Copy each entry as it stands, leaving nothing out.

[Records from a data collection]
[start]

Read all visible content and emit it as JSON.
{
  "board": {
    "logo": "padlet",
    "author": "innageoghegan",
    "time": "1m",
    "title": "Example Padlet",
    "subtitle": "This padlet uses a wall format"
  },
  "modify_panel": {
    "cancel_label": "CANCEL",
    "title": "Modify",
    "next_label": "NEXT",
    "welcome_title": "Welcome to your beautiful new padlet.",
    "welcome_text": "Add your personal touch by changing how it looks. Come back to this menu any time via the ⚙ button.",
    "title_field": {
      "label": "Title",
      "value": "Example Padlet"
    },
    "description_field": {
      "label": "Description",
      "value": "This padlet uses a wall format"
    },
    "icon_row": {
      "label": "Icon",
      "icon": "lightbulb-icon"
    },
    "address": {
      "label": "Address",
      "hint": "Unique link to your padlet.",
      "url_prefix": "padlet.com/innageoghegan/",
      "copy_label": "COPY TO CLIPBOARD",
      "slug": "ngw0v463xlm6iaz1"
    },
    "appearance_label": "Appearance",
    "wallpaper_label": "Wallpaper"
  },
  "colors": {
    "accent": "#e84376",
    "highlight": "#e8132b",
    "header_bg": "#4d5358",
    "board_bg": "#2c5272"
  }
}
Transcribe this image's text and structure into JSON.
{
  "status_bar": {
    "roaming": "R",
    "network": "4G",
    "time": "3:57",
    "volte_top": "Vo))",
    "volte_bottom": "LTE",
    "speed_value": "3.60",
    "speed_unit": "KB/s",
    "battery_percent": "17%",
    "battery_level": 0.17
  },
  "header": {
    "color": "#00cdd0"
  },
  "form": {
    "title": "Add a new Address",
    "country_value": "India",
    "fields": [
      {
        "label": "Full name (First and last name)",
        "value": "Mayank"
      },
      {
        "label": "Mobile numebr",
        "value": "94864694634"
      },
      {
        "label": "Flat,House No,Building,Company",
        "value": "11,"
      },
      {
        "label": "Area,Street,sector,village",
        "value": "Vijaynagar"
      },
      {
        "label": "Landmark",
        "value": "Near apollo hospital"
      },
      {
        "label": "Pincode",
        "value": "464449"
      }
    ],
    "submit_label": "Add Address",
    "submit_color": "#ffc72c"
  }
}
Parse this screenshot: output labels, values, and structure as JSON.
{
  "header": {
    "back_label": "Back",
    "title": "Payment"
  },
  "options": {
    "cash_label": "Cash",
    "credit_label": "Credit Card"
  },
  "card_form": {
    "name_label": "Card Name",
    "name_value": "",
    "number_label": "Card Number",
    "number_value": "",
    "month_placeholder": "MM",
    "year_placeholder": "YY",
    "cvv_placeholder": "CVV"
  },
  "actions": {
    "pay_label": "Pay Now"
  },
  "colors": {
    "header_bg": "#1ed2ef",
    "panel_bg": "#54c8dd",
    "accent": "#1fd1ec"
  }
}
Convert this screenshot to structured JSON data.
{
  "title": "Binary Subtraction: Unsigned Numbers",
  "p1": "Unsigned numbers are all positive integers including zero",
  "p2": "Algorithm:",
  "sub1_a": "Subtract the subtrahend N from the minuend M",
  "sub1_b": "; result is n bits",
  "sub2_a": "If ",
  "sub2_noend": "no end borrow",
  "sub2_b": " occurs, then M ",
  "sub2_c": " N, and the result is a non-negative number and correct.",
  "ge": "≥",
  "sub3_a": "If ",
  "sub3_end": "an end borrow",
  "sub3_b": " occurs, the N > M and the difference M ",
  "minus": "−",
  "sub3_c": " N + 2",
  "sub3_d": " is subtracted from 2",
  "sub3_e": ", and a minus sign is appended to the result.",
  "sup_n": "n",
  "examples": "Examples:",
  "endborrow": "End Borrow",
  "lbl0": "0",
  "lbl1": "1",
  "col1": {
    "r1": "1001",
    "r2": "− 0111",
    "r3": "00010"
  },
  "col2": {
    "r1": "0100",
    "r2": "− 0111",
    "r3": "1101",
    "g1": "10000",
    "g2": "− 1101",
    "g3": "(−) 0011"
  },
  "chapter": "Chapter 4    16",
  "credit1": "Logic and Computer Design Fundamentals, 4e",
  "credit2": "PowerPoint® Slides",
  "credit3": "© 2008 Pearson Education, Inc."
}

[end]

[Result below]:
Read all visible content and emit it as JSON.
{
  "board": {
    "logo": "padlet",
    "author": "innageoghegan",
    "time": "1m",
    "title": "Example Padlet",
    "subtitle": "This padlet uses a wall format"
  },
  "modify_panel": {
    "cancel_label": "CANCEL",
    "title": "Modify",
    "next_label": "NEXT",
    "welcome_title": "Welcome to your beautiful new padlet.",
    "welcome_text": "Add your personal touch by changing how it looks. Come back to this menu any time via the ⚙ button.",
    "title_field": {
      "label": "Title",
      "value": "Example Padlet"
    },
    "description_field": {
      "label": "Description",
      "value": "This padlet uses a wall format"
    },
    "icon_row": {
      "label": "Icon",
      "icon": "lightbulb-icon"
    },
    "address": {
      "label": "Address",
      "hint": "Unique link to your padlet.",
      "url_prefix": "padlet.com/innageoghegan/",
      "copy_label": "COPY TO CLIPBOARD",
      "slug": "ngw0v463xlm6iaz1"
    },
    "appearance_label": "Appearance",
    "wallpaper_label": "Wallpaper"
  },
  "colors": {
    "accent": "#e84376",
    "highlight": "#e8132b",
    "header_bg": "#4d5358",
    "board_bg": "#2c5272"
  }
}
Transcribe this image's text and structure into JSON.
{
  "status_bar": {
    "roaming": "R",
    "network": "4G",
    "time": "3:57",
    "volte_top": "Vo))",
    "volte_bottom": "LTE",
    "speed_value": "3.60",
    "speed_unit": "KB/s",
    "battery_percent": "17%",
    "battery_level": 0.17
  },
  "header": {
    "color": "#00cdd0"
  },
  "form": {
    "title": "Add a new Address",
    "country_value": "India",
    "fields": [
      {
        "label": "Full name (First and last name)",
        "value": "Mayank"
      },
      {
        "label": "Mobile numebr",
        "value": "94864694634"
      },
      {
        "label": "Flat,House No,Building,Company",
        "value": "11,"
      },
      {
        "label": "Area,Street,sector,village",
        "value": "Vijaynagar"
      },
      {
        "label": "Landmark",
        "value": "Near apollo hospital"
      },
      {
        "label": "Pincode",
        "value": "464449"
      }
    ],
    "submit_label": "Add Address",
    "submit_color": "#ffc72c"
  }
}
Parse this screenshot: output labels, values, and structure as JSON.
{
  "header": {
    "back_label": "Back",
    "title": "Payment"
  },
  "options": {
    "cash_label": "Cash",
    "credit_label": "Credit Card"
  },
  "card_form": {
    "name_label": "Card Name",
    "name_value": "",
    "number_label": "Card Number",
    "number_value": "",
    "month_placeholder": "MM",
    "year_placeholder": "YY",
    "cvv_placeholder": "CVV"
  },
  "actions": {
    "pay_label": "Pay Now"
  },
  "colors": {
    "header_bg": "#1ed2ef",
    "panel_bg": "#54c8dd",
    "accent": "#1fd1ec"
  }
}
Convert this screenshot to structured JSON data.
{
  "title": "Binary Subtraction: Unsigned Numbers",
  "p1": "Unsigned numbers are all positive integers including zero",
  "p2": "Algorithm:",
  "sub1_a": "Subtract the subtrahend N from the minuend M",
  "sub1_b": "; result is n bits",
  "sub2_a": "If ",
  "sub2_noend": "no end borrow",
  "sub2_b": " occurs, then M ",
  "sub2_c": " N, and the result is a non-negative number and correct.",
  "ge": "≥",
  "sub3_a": "If ",
  "sub3_end": "an end borrow",
  "sub3_b": " occurs, the N > M and the difference M ",
  "minus": "−",
  "sub3_c": " N + 2",
  "sub3_d": " is subtracted from 2",
  "sub3_e": ", and a minus sign is appended to the result.",
  "sup_n": "n",
  "examples": "Examples:",
  "endborrow": "End Borrow",
  "lbl0": "0",
  "lbl1": "1",
  "col1": {
    "r1": "1001",
    "r2": "− 0111",
    "r3": "00010"
  },
  "col2": {
    "r1": "0100",
    "r2": "− 0111",
    "r3": "1101",
    "g1": "10000",
    "g2": "− 1101",
    "g3": "(−) 0011"
  },
  "chapter": "Chapter 4    16",
  "credit1": "Logic and Computer Design Fundamentals, 4e",
  "credit2": "PowerPoint® Slides",
  "credit3": "© 2008 Pearson Education, Inc."
}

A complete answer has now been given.